Find each line with the string "zejména" and report it.

> **Material for this task**

## begin

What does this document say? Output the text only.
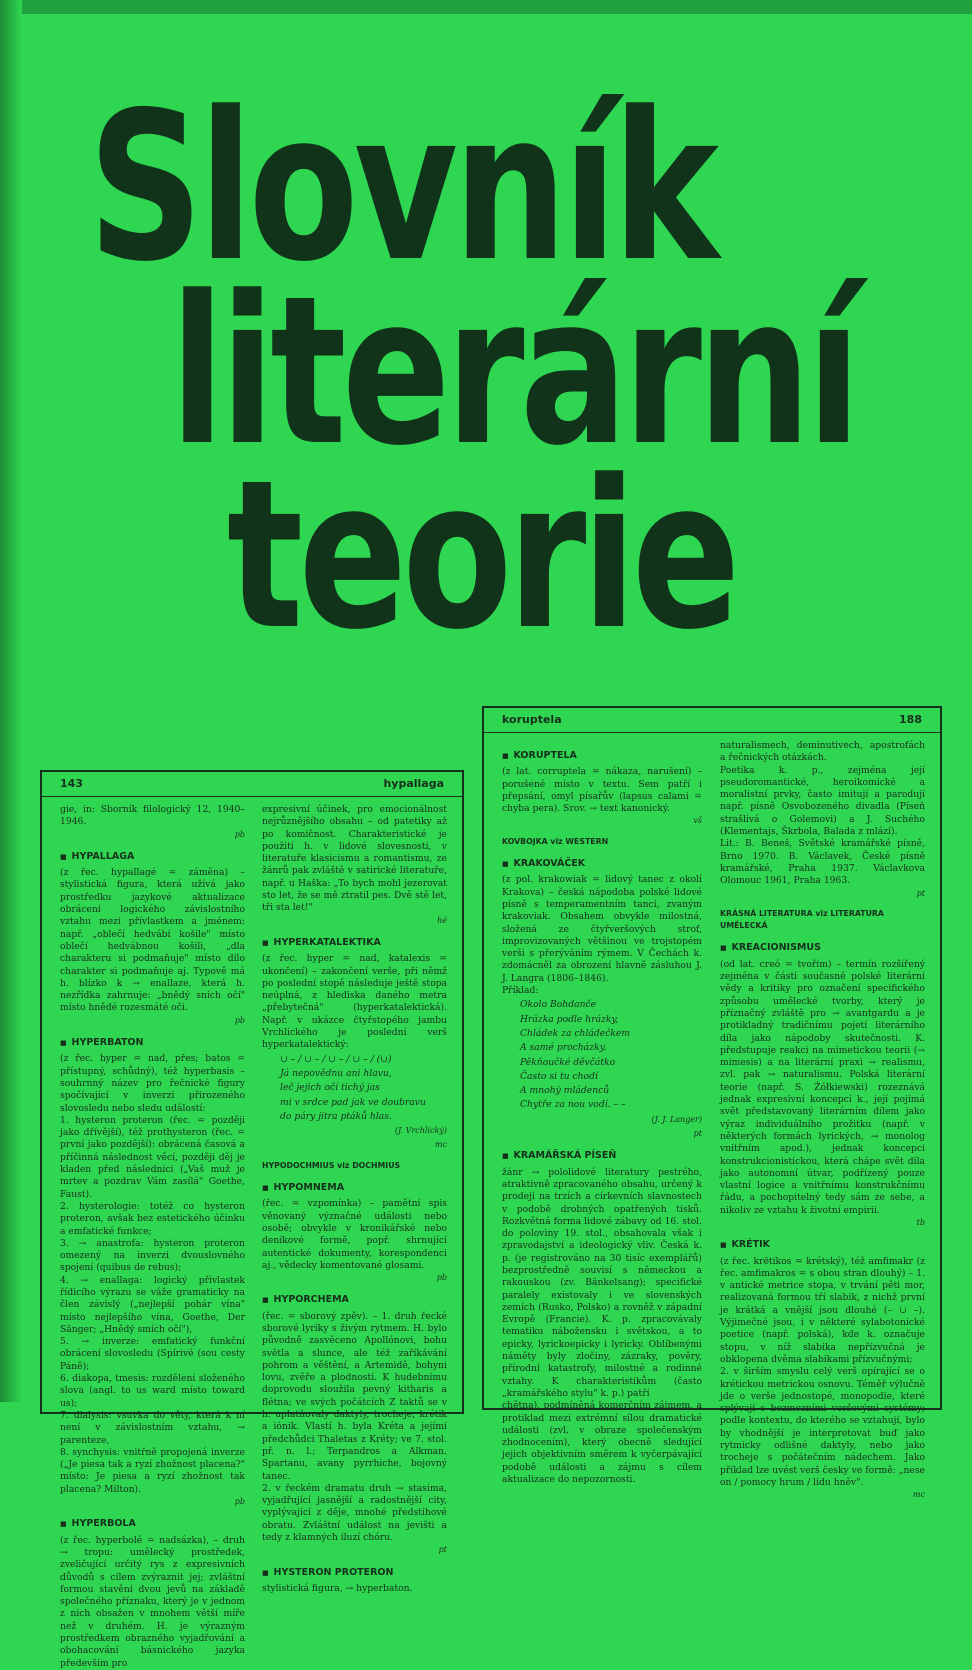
Slovník
literární
teorie
143	hypallaga
gie, in: Sborník filologický 12, 1940–1946.
pb
■  HYPALLAGA
(z řec. hypallagé = záměna) – stylistická figura, která užívá jako prostředku jazykové aktualizace obrácení logického závislostního vztahu mezi přívlastkem a jménem: např. „oblečí hedvábí košile" místo oblečí hedvábnou košili, „dla charakteru si podmaňuje" místo dílo charakter si podmaňuje aj. Typově má h. blízko k → enallaze, která h. nezřídka zahrnuje: „bnědý sních očí" místo hnědé rozesmáté oči.
pb
■  HYPERBATON
(z řec. hyper = nad, přes; batos = přístupný, schůdný), též hyperbasis – souhrnný název pro řečnické figury spočívající v inverzi přirozeného slovosledu nebo sledu událostí:
1. hysteron proteron (řec. = později jako dřívější), též prothysteron (řec. = první jako pozdější): obrácená časová a příčinná následnost věcí, později děj je kladen před následníci („Vaš muž je mrtev a pozdrav Vám zasílá" Goethe, Faust).
2. hysterologie: totéž co hysteron proteron, avšak bez estetického účinku a emfatické funkce;
3. → anastrofa: hysteron proteron omezený na inverzi dvouslovného spojení (quibus de rebus);
4. → enallaga: logický přívlastek řídicího výrazu se váže gramaticky na člen závislý („nejlepší pohár vína" místo nejlepšího vína, Goethe, Der Sänger; „Hnědý smích očí"),
5. → inverze: emfatický funkční obrácení slovosledu (Spírivé (sou cesty Páně);
6. diakopa, tmesis: rozdělení složeného slova (angl. to us ward místo toward us);
7. dialysis: vsuvka do věty, která k ní není v závislostním vztahu, → parenteze,
8. synchysis: vnitřně propojená inverze („Je piesa tak a ryzí zhožnost placena?" místo: Je piesa a ryzí zhožnost tak placena? Milton).
pb
■  HYPERBOLA
(z řec. hyperbolé = nadsázka), – druh → tropu: umělecký prostředek, zveličující určitý rys z expresivních důvodů s cílem zvýraznit jej; zvláštní formou stavění dvou jevů na základě společného příznaku, který je v jednom z nich obsažen v mnohem větší míře než v druhém. H. je výrazným prostředkem obrazného vyjadřování a obohacování básnického jazyka především pro
expresivní účinek, pro emocionálnost nejrůznějšího obsahu – od patetiky až po komičnost. Charakteristické je použití h. v lidové slovesnosti, v literatuře klasicismu a romantismu, ze žánrů pak zvláště v satirické literatuře, např. u Haška: „To bych mohl jezerovat sto let, že se mě ztratil pes. Dvě stě let, tři sta let!"
hé
■  HYPERKATALEKTIKA
(z řec. hyper = nad, katalexis = ukončení) – zakončení verše, při němž po poslední stopě následuje ještě stopa neúplná, z hlediska daného metra „přebytečná" (hyperkatalektická). Např. v ukázce čtyřstopého jambu Vrchlického je poslední verš hyperkatalektický:
∪ – / ∪ – / ∪ – / ∪ – / (∪)
Já nepovědnu ani hlavu,
leč jejich očí tichý jas
mi v srdce pad jak ve doubravu
do páry jitra ptáků hlas.
(J. Vrchlický)
mc
HYPODOCHMIUS viz DOCHMIUS
■  HYPOMNEMA
(řec. = vzpomínka) – pamětní spis věnovaný význačné události nebo osobě; obvykle v kronikářské nebo deníkové formě, popř. shrnující autentické dokumenty, korespondenci aj., vědecky komentované glosami.
pb
■  HYPORCHEMA
(řec. = sborový zpěv). – 1. druh řecké sborové lyriky s živým rytmem. H. bylo původně zasvěceno Apollónovi, bohu světla a slunce, ale též zaříkávání pohrom a věštění, a Artemidě, bohyni lovu, zvěře a plodnosti. K hudebnímu doprovodu sloužila pevný kitharis a flétna; ve svých počátcích Z taktů se v h. uplatňovaly daktyly, trocheje, krétik a iónik. Vlastí h. byla Kréta a jejími předchůdci Thaletas z Kréty; ve 7. stol. př. n. l.; Terpandros a Alkman. Spartanu, avany pyrrhiche, bojovný tanec.
2. v řeckém dramatu druh → stasima, vyjadřující jasnější a radostnější city, vyplývající z děje, mnohé předstihové obratu. Zvláštní událost na jevišti a tedy z klamných iluzí chóru.
pt
■  HYSTERON PROTERON
stylistická figura, → hyperbaton.
koruptela	188
■  KORUPTELA
(z lat. corruptela = nákaza, narušení) – porušené místo v textu. Sem patří i přepsání, omyl písařův (lapsus calami = chyba pera). Srov. → text kanonický.
vš
KOVBOJKA viz WESTERN
■  KRAKOVÁČEK
(z pol. krakowiak = lidový tanec z okolí Krakova) – česká nápodoba polské lidové písně s temperamentním tancí, zvaným krakoviak. Obsahem obvykle milostná, složená ze čtyřveršových strof, improvizovaných většinou ve trojstopém verši s přerýváním rýmem. V Čechách k. zdomácněl za obrození hlavně zásluhou J. J. Langra (1806–1846).
Příklad:
Okolo Bohdanče
Hrázka podle hrázky,
Chládek za chládečkem
A samé procházky.
Pěkňoučké děvčátko
Často si tu chodí
A mnohý mládenců
Chytře za nou vodí. – –
(J. J. Langer)
pt
■  KRAMÁŘSKÁ PÍSEŇ
žánr → pololidové literatury pestrého, atraktivně zpracovaného obsahu, určený k prodeji na trzích a církevních slavnostech v podobě drobných opatřených tisků. Rozkvětná forma lidové zábavy od 16. stol. do poloviny 19. stol., obsahovala však i zpravodajství a ideologický vliv. Česká k. p. (je registrováno na 30 tisíc exemplářů) bezprostředně souvisí s německou a rakouskou (zv. Bänkelsang); specifické paralely existovaly i ve slovenských zemích (Rusko, Polsko) a rovněž v západní Evropě (Francie). K. p. zpracovávaly tematiku nábožensku i světskou, a to epicky, lyrickoepicky i lyricky. Oblíbenými náměty byly zločiny, zázraky, pověry, přírodní katastrofy, milostné a rodinné vztahy. K charakteristikům (často „kramářského stylu" k. p.) patří
chětna), podmíněná komerčním zájmem, a protiklad mezi extrémní sílou dramatické události (zvl. v obraze společenským zhodnocením), který obecně sledující jejich objektivním směrem k vyčerpávající podobě události a zájmu s cílem aktualizace do nepozornosti.
naturalismech, deminutivech, apostrofách a řečnických otázkách.
Poetika k. p., zejména její pseudoromantické, heroikomické a moralistní prvky, často imitují a parodují např. písně Osvobozeného divadla (Píseň strašlivá o Golemovi) a J. Suchého (Klementajs, Škrbola, Balada z mlází).
Lit.: B. Beneš, Světské kramářské písně, Brno 1970. B. Václavek, České písně kramářské, Praha 1937. Václavkova Olomouc 1961, Praha 1963.
pt
KRÁSNÁ LITERATURA viz LITERATURA UMĚLECKÁ
■  KREACIONISMUS
(od lat. creó = tvořím) – termín rozšířený zejména v části současné polské literární vědy a kritiky pro označení specifického způsobu umělecké tvorby, který je příznačný zvláště pro → avantgardu a je protikladný tradičnímu pojetí literárního díla jako nápodoby skutečnosti. K. předstupuje reakci na mimetickou teorii (→ mimesis) a na literární praxi → realismu, zvl. pak → naturalismu. Polská literární teorie (např. S. Żółkiewski) rozeznává jednak expresivní koncepci k., její pojímá svět představovaný literárním dílem jako výraz individuálního prožitku (např. v některých formách lyrických, → monolog vnitřním apod.), jednak koncepci konstrukcionistickou, která chápe svět díla jako autonomní útvar, podřízený pouze vlastní logice a vnitřnímu konstrukčnímu řádu, a pochopitelný tedy sám ze sebe, a nikoliv ze vztahu k životní empirii.
tb
■  KRÉTIK
(z řec. krētikos = krétský), též amfimakr (z řec. amfimakros = s obou stran dlouhý) – 1. v antické metrice stopa, v trvání pěti mor, realizovaná formou tří slabik, z nichž první je krátká a vnější jsou dlouhé (– ∪ –). Výjimečné jsou, i v některé sylabotonické poetice (např. polská), kde k. označuje stopu, v níž slabika nepřízvučná je obklopena dvěma slabikami přízvučnými;
2. v širším smyslu celý verš opírající se o krétickou metrickou osnovu. Téměř výlučně jde o verše jednostopé, monopodie, které splývají s bezmezními verševými systémy; podle kontextu, do kterého se vztahují, bylo by vhodnější je interpretovat buď jako rytmicky odlišné daktyly, nebo jako trocheje s počátečním nádechem. Jako příklad lze uvést verš česky ve formě: „nese on / pomocy hrum / lidu hněv".
mc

## end

> **Response to the task**
Poetika k. p., zejména její pseudoromantické, heroikomické a moralistní prvky, často imitují a parodují např. písně Osvobozeného divadla (Píseň strašlivá o Golemovi) a J. Suchého (Klementajs, Škrbola, Balada z mlází).
(od lat. creó = tvořím) – termín rozšířený zejména v části současné polské literární vědy a kritiky pro označení specifického způsobu umělecké tvorby, který je příznačný zvláště pro → avantgardu a je protikladný tradičnímu pojetí literárního díla jako nápodoby skutečnosti. K. předstupuje reakci na mimetickou teorii (→ mimesis) a na literární praxi → realismu, zvl. pak → naturalismu. Polská literární teorie (např. S. Żółkiewski) rozeznává jednak expresivní koncepci k., její pojímá svět představovaný literárním dílem jako výraz individuálního prožitku (např. v některých formách lyrických, → monolog vnitřním apod.), jednak koncepci konstrukcionistickou, která chápe svět díla jako autonomní útvar, podřízený pouze vlastní logice a vnitřnímu konstrukčnímu řádu, a pochopitelný tedy sám ze sebe, a nikoliv ze vztahu k životní empirii.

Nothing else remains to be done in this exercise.